### Task
Extract every line of the material that holds the string "النبوة".

### Exercise input
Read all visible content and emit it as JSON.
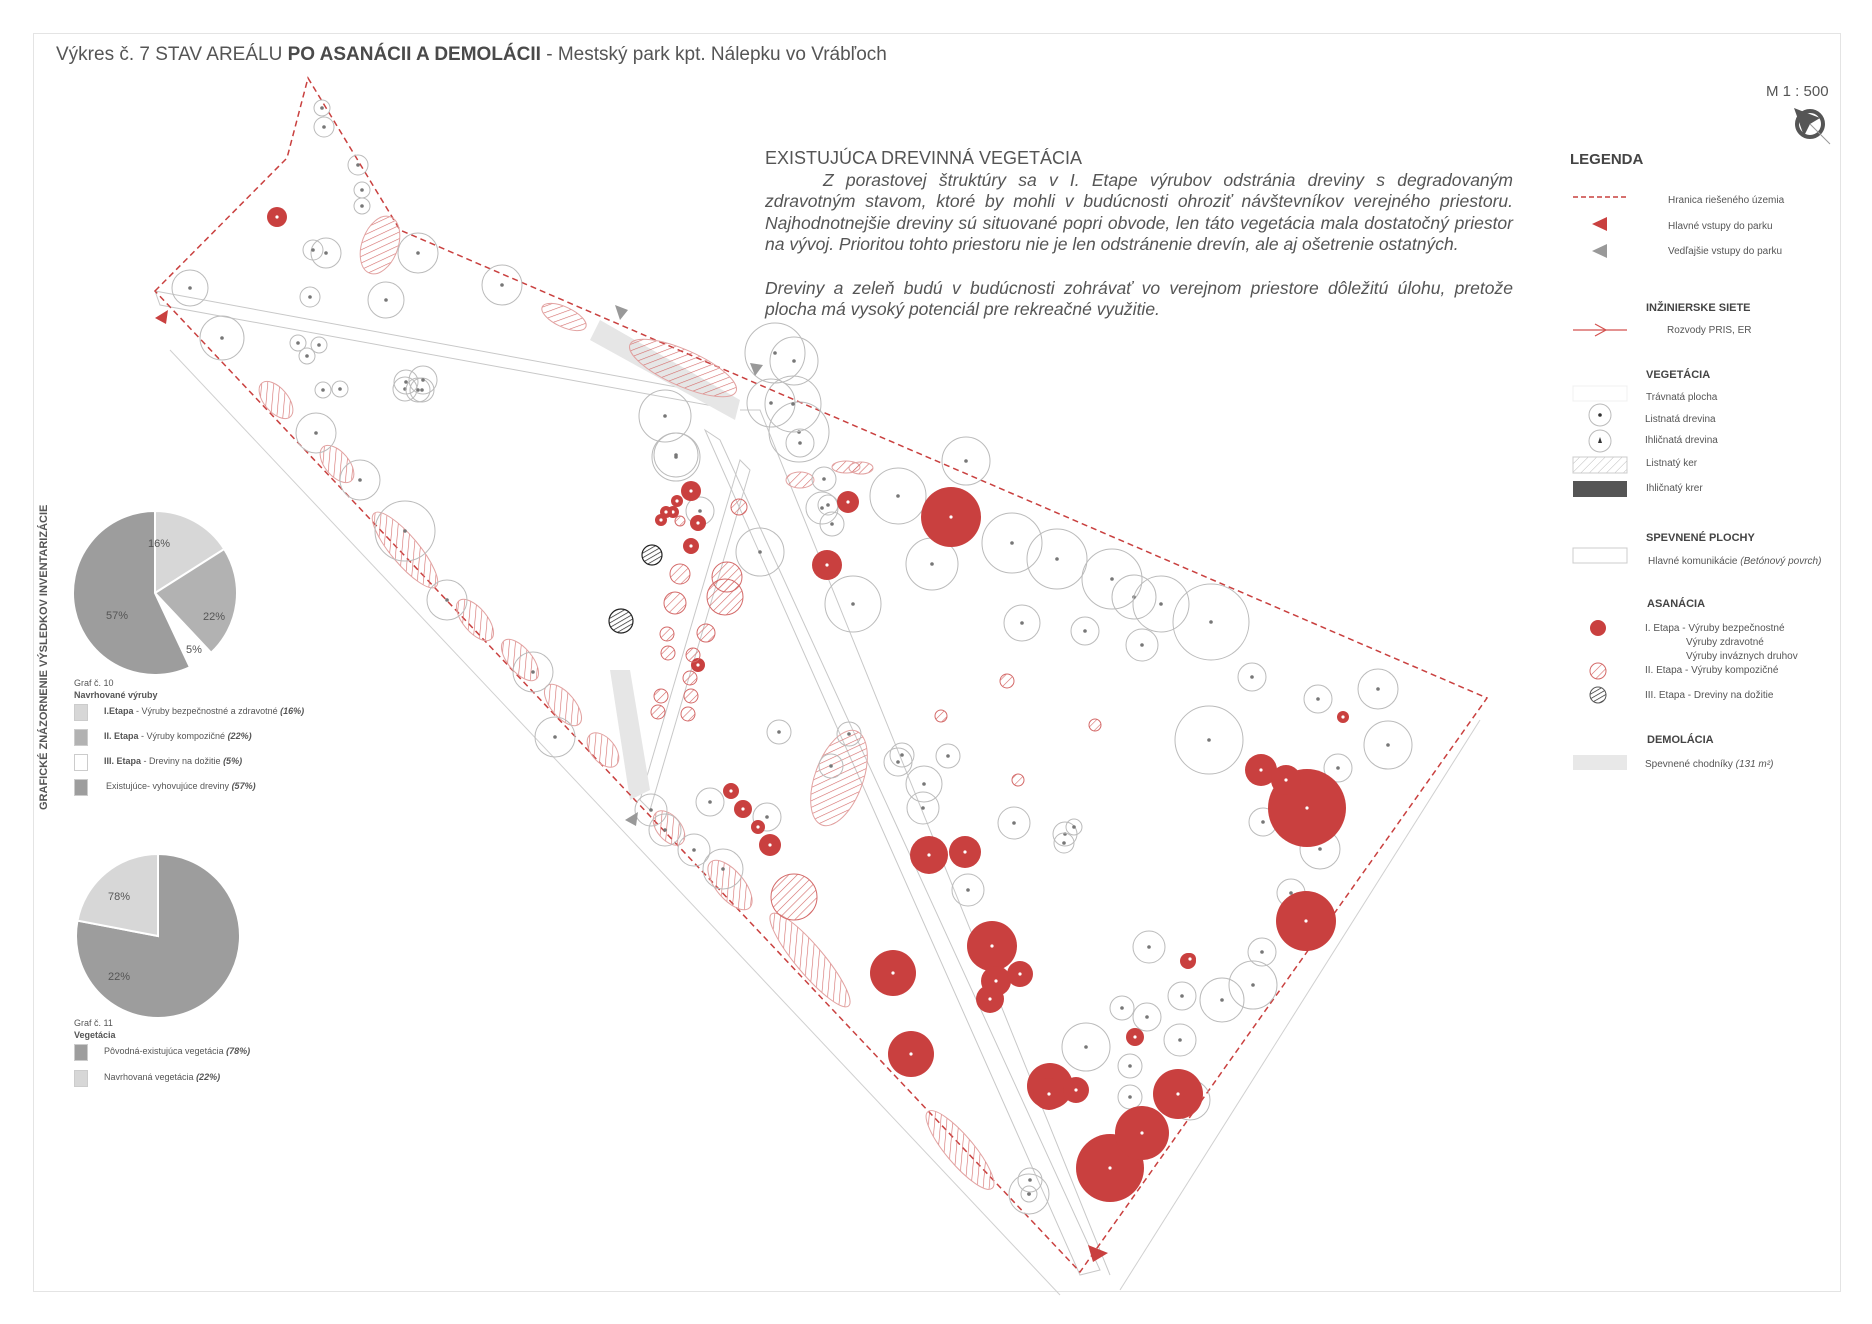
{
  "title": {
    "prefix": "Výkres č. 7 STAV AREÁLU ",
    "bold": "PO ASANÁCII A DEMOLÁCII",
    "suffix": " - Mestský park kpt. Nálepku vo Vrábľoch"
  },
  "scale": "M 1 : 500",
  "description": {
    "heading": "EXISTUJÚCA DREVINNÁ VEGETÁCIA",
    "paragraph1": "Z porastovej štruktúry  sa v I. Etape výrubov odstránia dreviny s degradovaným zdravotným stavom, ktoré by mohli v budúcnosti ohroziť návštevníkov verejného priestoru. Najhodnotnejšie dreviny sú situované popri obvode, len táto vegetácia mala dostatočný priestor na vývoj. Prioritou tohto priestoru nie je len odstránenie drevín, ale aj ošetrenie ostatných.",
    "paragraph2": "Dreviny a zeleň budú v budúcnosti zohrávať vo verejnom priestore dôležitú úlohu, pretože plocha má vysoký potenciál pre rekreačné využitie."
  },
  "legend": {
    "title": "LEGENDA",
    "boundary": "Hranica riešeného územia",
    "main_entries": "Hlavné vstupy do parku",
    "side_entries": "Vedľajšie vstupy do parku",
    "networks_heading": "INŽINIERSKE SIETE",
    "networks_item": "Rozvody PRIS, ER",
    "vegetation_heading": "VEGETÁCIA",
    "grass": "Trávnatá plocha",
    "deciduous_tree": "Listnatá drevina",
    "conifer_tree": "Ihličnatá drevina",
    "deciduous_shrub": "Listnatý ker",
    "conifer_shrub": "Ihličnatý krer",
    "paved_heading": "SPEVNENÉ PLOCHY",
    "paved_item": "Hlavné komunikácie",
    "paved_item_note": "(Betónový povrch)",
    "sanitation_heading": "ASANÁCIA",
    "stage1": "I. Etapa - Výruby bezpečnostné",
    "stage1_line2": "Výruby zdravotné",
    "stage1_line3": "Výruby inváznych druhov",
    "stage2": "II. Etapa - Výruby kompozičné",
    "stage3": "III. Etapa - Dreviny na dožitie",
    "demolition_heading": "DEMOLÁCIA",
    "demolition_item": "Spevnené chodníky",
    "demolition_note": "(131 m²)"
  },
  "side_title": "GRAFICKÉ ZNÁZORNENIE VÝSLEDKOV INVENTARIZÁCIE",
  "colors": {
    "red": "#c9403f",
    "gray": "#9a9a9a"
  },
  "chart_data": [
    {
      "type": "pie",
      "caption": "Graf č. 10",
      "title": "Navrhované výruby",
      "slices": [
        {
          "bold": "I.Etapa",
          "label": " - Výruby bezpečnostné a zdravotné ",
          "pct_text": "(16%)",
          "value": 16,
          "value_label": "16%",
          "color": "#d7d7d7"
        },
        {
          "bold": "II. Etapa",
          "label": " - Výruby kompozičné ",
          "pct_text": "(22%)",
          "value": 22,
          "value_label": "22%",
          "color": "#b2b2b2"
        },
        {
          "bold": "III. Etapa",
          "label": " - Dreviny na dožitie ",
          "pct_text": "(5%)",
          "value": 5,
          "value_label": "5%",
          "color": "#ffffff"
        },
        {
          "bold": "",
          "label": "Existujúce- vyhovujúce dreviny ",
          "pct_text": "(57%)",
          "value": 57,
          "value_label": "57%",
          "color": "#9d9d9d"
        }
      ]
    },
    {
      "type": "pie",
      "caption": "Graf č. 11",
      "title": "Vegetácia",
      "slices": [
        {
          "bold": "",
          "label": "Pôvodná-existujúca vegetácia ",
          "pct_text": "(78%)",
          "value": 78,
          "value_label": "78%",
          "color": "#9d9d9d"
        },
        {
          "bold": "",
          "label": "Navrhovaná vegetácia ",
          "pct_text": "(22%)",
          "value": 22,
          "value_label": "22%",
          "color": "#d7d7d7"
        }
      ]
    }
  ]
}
...
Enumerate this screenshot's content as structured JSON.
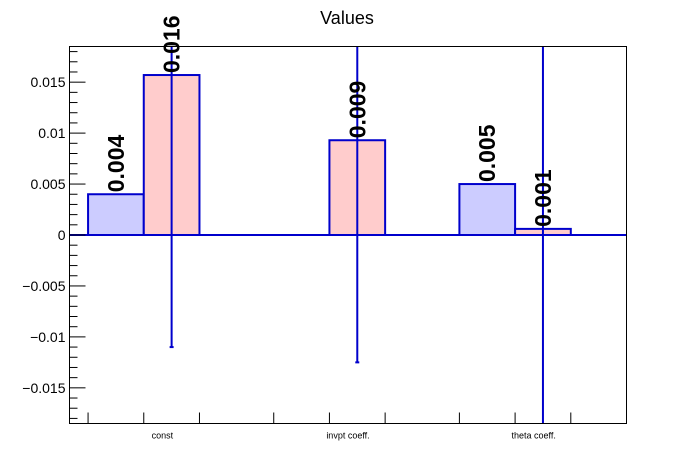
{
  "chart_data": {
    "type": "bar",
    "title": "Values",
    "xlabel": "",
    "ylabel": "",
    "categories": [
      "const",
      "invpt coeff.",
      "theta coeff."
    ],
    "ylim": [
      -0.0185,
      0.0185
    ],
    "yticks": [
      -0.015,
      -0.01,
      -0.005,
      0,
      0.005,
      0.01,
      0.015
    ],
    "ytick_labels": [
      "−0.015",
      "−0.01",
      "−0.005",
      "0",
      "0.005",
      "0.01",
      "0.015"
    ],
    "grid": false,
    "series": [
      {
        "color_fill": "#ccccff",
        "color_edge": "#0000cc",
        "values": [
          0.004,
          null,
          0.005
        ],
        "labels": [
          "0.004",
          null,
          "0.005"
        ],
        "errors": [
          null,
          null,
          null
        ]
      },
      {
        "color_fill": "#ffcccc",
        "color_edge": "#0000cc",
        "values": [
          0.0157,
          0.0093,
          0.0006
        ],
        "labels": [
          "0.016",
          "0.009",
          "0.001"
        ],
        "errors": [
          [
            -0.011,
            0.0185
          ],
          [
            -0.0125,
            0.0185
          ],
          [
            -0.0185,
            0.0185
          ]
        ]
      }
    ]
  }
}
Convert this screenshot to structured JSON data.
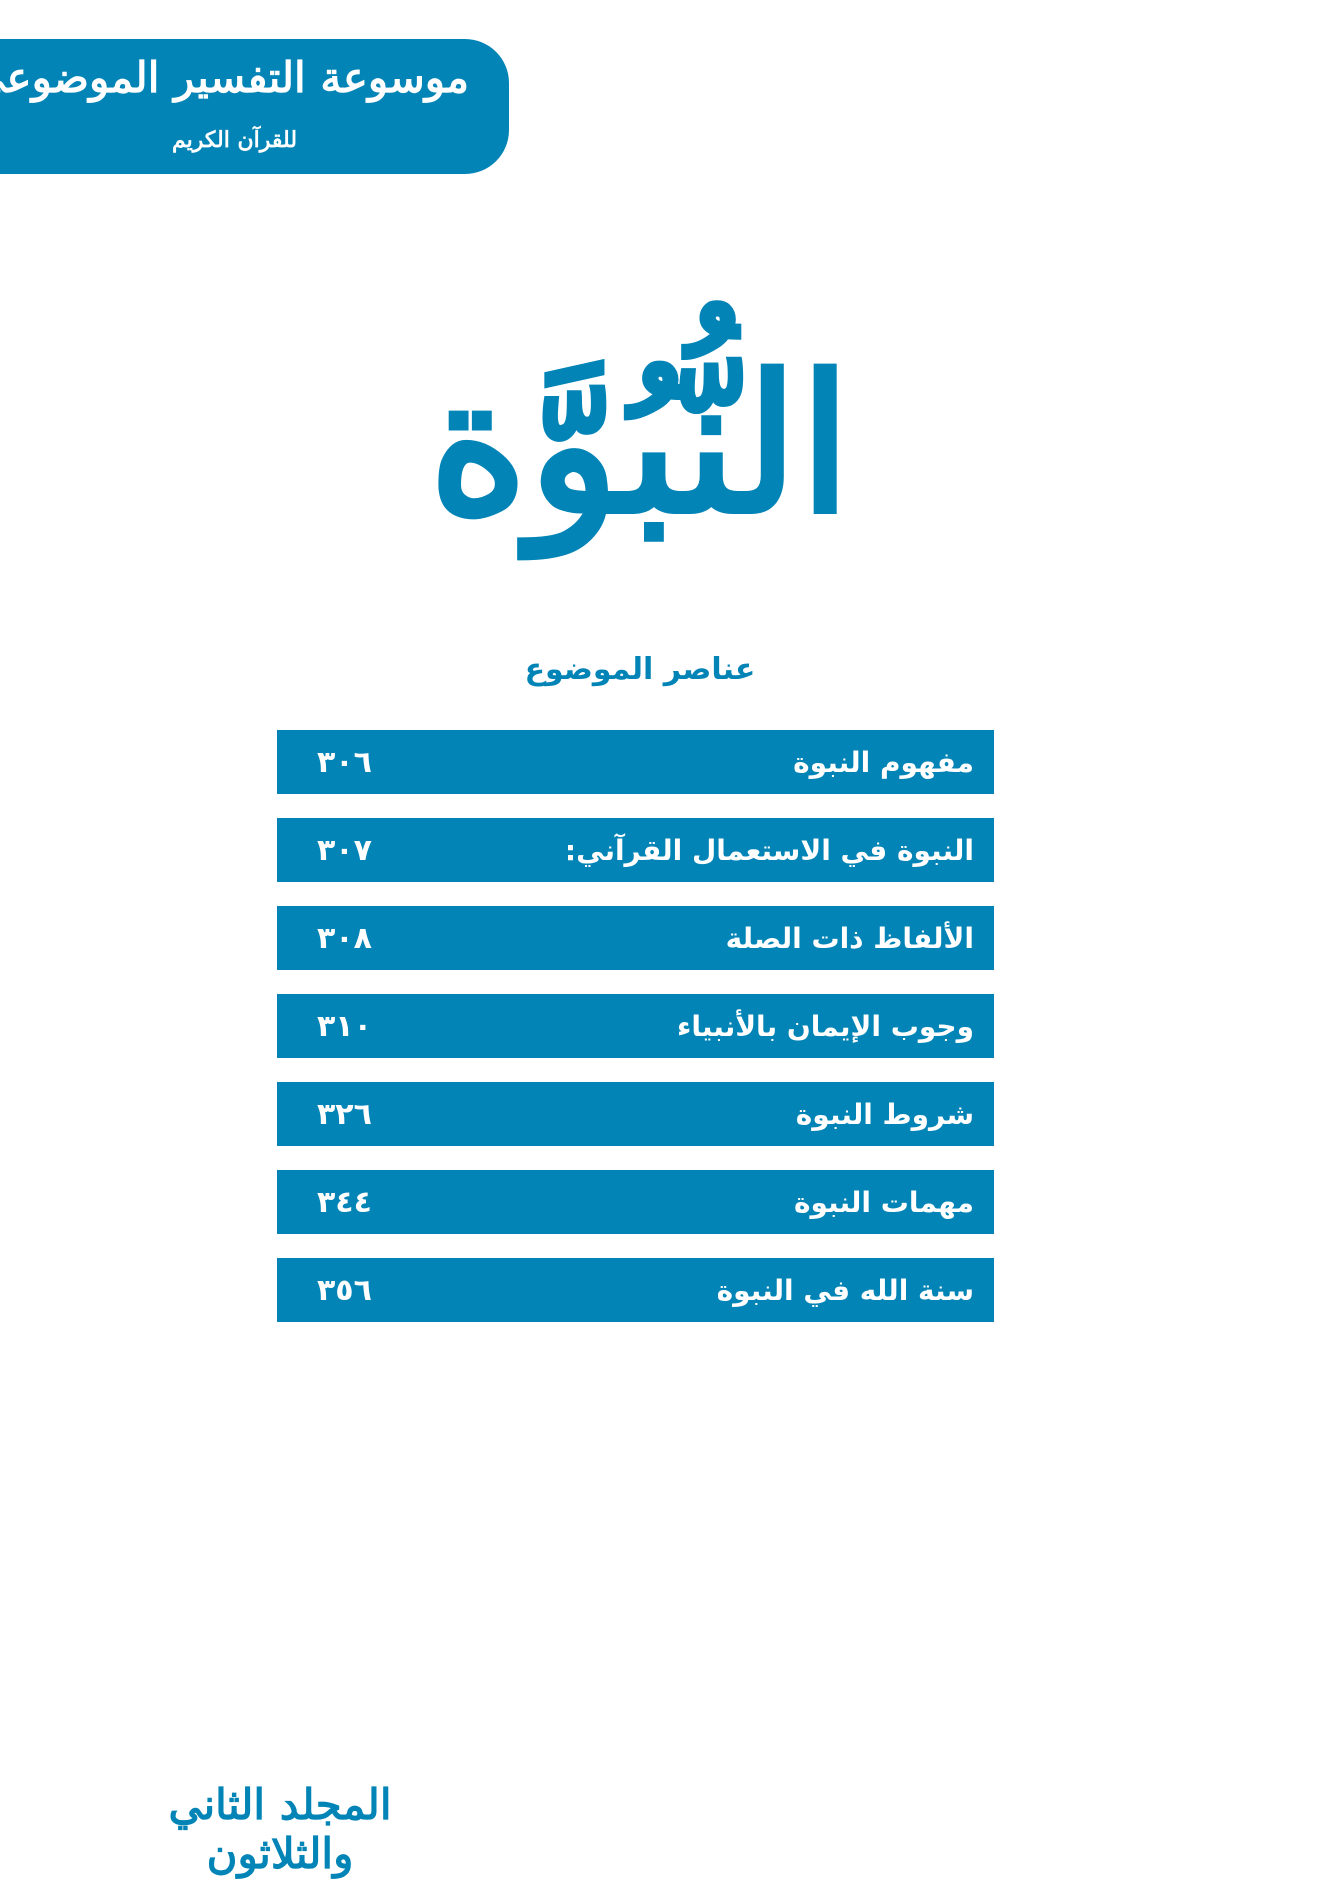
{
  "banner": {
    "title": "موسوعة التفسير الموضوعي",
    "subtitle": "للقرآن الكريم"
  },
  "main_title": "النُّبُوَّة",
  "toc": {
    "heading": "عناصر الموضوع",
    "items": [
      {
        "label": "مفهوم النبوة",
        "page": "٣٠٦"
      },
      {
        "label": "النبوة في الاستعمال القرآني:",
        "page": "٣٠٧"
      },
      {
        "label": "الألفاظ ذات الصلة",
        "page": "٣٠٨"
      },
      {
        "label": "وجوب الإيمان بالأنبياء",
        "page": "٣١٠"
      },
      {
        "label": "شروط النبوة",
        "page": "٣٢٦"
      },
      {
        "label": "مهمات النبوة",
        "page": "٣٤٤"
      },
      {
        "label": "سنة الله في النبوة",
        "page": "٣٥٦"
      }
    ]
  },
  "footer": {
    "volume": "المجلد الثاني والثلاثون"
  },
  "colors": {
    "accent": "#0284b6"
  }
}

### Exercise output
        "label": "مفهوم النبوة",
        "label": "النبوة في الاستعمال القرآني:",
        "label": "شروط النبوة",
        "label": "مهمات النبوة",
        "label": "سنة الله في النبوة",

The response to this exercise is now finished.